[Passage du document]
---+---

Premier de ces ingrédients fondateurs sur lequel bâtir une notoriété et asseoir une légitimité : «disposer d’une histoire ». D’un récit partagé et entretenu permettant d’inscrire la marque dans un territoire, de la doter d’un imaginaire et de lui bâtir une réputation. Celle de Cartier débute en 1847, lorsque Louis-François Cartier, apprenti joaillier rue Montorgueil, rachète la boutique de son maître et la rebaptise de son nom. L’homme a 28 ans, du talent et un don pour la créativité qui, rapidement, va lui valoir d’accumuler les commandes prestigieuses. D’abord en provenance de l’aristocratie parisienne, puis de tout ce que l’Europe compte de têtes couronnées avant de s’imposer chez les tsars de Russie et jusque dans les palais des Maharadjahs. Un démarrage prestigieux et, pour la marque, le socle rêvé sur lequel ériger une légende aujourd’hui savamment entretenue. Celle d’une marque de luxe hors norme, fournisseur des puissants du monde et, comme l’aurait déclaré le prince de Galles et futur Edouard VII lui-même il y a plus d’un siècle, « joaillier des rois et roi des joailliers ». Une reconnaissancejustifiée par l’expertise du fondateur, mais aussi sur son caractère de visionnaire, souligne Julie El Ghouzzi, directrice du Centre du luxe et de la création, qui rappelle que, à chaque étape de son histoire, la maison Cartier s’est imposée en précurseur. Que ce soit dans le domaine des matériaux – comme le platine qu’elle est la première à utiliser dès les années 1900 –, de la confection,– comme avec le « serti mystérieux », cette technique d’assemblage des pierres donnant l’illusion qu’elles tiennent seules… – ou encore du design et des produits eux-mêmes, Cartier étant notamment à l’origine de la montre bracelet, inventée à la fin du XIXᵉ siècle, mais aussi de « modes joaillières » telles que celle des trois ors ou du tutti frutti, cet assemblage de pierres multicolores copié par tous.

---+---

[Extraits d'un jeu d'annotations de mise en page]
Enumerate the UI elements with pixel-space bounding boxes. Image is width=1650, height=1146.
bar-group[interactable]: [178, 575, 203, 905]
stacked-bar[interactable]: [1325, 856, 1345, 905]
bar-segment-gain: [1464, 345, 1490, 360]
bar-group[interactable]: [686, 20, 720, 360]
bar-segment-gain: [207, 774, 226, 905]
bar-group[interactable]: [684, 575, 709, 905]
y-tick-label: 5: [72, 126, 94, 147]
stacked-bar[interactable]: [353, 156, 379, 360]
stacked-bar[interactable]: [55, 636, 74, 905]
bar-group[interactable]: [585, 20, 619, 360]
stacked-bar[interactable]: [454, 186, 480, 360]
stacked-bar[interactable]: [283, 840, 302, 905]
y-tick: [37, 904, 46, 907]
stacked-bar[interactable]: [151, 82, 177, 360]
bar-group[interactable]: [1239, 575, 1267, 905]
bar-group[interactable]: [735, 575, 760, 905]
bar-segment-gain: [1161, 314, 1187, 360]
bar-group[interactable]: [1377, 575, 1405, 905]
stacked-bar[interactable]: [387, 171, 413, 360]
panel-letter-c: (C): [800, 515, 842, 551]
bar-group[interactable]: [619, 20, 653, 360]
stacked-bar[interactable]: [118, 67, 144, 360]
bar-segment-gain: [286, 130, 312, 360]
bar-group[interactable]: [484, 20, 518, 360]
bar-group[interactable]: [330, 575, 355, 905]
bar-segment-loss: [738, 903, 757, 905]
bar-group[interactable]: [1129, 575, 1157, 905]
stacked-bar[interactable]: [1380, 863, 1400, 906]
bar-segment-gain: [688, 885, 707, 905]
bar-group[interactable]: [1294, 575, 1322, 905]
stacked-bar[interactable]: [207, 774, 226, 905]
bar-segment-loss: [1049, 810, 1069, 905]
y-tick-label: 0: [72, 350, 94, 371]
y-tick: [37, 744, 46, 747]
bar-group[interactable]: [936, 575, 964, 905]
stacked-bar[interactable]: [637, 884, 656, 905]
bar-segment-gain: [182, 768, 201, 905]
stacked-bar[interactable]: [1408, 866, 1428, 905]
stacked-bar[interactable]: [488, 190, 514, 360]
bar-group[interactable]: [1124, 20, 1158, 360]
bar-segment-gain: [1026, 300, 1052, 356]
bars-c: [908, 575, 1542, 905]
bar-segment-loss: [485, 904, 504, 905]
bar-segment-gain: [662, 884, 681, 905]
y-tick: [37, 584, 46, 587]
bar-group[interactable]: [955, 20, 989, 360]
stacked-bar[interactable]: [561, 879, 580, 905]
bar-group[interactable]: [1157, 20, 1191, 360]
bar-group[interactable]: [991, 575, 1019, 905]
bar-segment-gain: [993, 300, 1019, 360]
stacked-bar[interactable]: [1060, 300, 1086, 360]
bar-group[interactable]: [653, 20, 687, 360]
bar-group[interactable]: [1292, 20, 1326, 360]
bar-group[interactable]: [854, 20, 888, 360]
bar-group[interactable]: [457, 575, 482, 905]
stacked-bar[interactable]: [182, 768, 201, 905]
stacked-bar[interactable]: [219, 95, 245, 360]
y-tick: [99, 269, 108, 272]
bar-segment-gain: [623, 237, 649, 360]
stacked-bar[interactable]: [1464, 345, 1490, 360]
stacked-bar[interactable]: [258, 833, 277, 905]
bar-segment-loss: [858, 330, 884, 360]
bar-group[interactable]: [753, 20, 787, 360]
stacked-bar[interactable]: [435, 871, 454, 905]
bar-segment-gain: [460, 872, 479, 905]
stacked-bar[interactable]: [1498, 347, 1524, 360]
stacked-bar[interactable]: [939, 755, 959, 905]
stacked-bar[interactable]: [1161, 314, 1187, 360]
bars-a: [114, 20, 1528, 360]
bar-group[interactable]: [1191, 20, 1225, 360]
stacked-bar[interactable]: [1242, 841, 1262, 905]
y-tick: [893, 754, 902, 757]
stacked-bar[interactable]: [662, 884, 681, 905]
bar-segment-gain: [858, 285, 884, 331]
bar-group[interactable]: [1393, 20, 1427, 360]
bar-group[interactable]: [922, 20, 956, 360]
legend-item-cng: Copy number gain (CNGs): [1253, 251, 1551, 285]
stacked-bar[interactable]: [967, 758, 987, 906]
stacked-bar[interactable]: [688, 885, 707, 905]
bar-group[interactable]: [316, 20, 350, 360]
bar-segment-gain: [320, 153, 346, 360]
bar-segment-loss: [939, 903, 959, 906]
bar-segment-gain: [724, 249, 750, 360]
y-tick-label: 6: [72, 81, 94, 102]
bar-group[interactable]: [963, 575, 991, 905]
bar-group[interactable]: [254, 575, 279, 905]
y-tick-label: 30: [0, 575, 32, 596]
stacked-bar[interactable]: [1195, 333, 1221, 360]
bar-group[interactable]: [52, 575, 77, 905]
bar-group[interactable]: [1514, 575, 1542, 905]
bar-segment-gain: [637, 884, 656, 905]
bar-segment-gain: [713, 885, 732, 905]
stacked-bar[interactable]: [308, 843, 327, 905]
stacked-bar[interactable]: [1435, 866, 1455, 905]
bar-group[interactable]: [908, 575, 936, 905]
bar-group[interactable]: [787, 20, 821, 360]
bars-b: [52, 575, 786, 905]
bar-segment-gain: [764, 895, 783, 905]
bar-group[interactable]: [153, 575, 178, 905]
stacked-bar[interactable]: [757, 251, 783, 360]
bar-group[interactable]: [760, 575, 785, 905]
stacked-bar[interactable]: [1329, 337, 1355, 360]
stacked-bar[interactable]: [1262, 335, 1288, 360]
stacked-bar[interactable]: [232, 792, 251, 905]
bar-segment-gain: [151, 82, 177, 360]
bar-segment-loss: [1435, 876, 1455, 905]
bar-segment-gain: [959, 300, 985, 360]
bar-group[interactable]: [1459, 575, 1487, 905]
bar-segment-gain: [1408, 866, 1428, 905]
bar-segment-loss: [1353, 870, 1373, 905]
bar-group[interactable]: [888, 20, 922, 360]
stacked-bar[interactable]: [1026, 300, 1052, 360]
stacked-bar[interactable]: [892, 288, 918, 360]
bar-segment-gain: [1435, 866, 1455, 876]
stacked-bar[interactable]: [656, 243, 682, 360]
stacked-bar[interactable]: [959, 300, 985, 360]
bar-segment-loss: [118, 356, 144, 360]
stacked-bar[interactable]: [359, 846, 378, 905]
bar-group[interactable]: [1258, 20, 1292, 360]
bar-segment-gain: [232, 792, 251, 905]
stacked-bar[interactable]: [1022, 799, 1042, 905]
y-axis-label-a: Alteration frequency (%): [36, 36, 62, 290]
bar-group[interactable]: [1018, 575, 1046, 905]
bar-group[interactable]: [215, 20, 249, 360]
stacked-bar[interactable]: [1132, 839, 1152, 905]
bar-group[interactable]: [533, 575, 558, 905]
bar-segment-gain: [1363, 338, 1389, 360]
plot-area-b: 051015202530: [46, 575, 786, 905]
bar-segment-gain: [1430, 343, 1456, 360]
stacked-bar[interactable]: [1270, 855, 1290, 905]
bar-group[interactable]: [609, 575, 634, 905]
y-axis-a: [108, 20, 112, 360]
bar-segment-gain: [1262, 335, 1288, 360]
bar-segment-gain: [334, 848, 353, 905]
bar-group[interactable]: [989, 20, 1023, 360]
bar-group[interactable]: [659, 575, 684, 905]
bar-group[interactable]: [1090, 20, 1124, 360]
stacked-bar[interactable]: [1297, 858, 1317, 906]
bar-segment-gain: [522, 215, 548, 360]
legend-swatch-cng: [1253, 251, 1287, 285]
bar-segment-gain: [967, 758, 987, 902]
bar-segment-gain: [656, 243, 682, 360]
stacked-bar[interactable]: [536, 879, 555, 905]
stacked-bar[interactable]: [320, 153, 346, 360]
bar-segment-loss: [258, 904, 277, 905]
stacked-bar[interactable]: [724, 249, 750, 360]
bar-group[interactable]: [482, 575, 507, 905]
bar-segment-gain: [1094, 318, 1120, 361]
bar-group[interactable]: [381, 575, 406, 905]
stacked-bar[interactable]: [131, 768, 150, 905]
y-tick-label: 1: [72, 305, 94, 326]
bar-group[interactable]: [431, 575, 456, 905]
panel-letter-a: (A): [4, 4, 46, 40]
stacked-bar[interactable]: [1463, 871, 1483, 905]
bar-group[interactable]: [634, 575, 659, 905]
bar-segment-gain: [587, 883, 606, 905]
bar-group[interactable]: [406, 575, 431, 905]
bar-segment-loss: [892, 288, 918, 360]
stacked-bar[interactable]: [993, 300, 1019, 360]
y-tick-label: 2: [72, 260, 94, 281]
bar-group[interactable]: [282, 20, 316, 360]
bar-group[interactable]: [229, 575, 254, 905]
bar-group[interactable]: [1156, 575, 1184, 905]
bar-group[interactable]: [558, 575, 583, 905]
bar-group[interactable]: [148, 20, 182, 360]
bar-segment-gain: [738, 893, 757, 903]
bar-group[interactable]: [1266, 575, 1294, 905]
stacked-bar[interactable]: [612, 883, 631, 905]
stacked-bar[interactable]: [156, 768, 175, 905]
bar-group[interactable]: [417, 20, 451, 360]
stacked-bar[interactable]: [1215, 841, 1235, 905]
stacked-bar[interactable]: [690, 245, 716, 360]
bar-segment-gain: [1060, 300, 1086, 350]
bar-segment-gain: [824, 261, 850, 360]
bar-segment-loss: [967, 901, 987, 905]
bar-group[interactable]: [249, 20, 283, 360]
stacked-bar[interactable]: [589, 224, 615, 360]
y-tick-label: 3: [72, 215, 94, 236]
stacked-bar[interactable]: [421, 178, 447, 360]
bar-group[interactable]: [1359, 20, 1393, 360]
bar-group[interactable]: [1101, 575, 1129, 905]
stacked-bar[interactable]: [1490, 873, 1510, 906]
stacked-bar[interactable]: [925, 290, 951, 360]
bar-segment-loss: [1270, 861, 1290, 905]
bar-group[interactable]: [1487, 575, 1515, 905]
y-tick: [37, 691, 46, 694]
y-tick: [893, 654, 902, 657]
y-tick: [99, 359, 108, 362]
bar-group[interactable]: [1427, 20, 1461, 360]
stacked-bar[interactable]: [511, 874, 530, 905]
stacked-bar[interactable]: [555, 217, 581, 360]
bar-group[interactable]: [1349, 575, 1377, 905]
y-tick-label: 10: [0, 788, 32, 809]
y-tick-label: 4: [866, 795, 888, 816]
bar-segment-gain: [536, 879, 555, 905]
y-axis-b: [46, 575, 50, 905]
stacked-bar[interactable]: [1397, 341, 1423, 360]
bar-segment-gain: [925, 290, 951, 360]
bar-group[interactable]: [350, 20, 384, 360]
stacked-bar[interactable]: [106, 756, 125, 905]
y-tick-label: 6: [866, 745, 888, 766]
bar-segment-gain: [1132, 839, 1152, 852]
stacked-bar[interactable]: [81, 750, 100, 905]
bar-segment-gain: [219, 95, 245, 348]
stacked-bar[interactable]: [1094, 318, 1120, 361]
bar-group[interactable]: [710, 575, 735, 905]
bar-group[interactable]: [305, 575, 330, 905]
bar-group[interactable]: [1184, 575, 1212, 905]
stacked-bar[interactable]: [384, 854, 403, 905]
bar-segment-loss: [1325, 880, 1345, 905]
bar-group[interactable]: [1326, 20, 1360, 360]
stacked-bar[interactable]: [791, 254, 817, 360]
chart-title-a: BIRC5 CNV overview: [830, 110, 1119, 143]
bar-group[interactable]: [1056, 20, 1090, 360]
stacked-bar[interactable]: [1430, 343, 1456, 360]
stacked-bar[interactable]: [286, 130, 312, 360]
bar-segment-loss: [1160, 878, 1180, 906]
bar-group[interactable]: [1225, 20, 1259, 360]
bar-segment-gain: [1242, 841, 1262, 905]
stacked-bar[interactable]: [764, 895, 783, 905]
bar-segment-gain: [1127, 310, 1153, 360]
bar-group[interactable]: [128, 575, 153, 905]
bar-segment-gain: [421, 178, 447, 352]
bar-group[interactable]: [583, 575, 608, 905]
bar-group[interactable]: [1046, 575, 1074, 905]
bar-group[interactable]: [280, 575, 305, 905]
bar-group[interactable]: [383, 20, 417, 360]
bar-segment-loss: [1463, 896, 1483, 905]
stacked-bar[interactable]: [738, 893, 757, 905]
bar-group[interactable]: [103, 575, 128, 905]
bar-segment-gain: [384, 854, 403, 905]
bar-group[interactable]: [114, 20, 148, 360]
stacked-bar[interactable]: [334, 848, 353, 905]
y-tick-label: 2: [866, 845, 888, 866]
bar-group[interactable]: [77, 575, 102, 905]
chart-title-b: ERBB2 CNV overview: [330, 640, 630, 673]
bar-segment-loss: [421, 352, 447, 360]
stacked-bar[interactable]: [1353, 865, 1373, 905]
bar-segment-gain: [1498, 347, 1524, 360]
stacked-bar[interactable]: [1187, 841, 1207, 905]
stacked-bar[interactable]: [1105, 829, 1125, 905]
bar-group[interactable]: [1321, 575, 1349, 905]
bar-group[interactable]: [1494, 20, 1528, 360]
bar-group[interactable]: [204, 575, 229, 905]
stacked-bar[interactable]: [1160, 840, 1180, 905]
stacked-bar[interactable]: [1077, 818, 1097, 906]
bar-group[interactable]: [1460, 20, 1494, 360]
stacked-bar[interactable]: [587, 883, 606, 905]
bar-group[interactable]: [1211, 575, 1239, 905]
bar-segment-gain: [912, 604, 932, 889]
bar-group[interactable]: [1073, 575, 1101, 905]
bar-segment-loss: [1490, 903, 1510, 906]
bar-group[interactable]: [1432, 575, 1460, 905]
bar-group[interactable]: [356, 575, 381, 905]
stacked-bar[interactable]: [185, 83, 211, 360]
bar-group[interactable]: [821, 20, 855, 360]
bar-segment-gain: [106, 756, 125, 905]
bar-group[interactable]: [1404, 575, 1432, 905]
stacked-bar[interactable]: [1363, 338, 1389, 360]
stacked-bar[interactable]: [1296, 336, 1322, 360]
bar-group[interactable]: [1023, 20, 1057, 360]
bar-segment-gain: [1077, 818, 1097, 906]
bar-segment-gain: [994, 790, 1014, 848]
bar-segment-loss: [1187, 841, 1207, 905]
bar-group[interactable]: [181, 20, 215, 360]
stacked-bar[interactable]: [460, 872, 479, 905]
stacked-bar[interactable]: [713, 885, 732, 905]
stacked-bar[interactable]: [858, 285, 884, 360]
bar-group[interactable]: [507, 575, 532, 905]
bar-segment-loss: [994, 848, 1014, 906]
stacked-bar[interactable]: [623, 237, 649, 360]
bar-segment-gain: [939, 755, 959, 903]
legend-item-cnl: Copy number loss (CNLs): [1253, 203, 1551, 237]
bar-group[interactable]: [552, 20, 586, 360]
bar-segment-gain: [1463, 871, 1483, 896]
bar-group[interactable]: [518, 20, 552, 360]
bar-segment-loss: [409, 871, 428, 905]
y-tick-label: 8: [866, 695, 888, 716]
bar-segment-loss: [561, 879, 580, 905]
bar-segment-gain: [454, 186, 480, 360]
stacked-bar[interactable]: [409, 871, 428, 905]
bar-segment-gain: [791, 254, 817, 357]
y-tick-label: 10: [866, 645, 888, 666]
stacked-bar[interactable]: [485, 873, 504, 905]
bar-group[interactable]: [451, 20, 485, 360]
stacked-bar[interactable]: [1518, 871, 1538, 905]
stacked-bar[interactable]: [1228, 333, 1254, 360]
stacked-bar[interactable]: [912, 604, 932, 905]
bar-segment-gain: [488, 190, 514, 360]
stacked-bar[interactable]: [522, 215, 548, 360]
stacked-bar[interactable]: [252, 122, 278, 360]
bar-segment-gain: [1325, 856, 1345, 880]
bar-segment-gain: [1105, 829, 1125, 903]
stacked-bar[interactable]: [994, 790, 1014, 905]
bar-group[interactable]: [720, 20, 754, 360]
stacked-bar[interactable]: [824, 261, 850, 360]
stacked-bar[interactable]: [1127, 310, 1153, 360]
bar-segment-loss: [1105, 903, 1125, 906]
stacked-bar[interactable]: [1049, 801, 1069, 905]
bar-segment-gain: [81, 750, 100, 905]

---+---

[Énoncé]
Dans le passage sur Cartier, relevez dans l'ordre les clientèles successives dont proviennent les commandes prestigieuses de Louis-François Cartier.

[Réponse]
- l'aristocratie parisienne
- les têtes couronnées d'Europe
- les tsars de Russie
- les Maharadjahs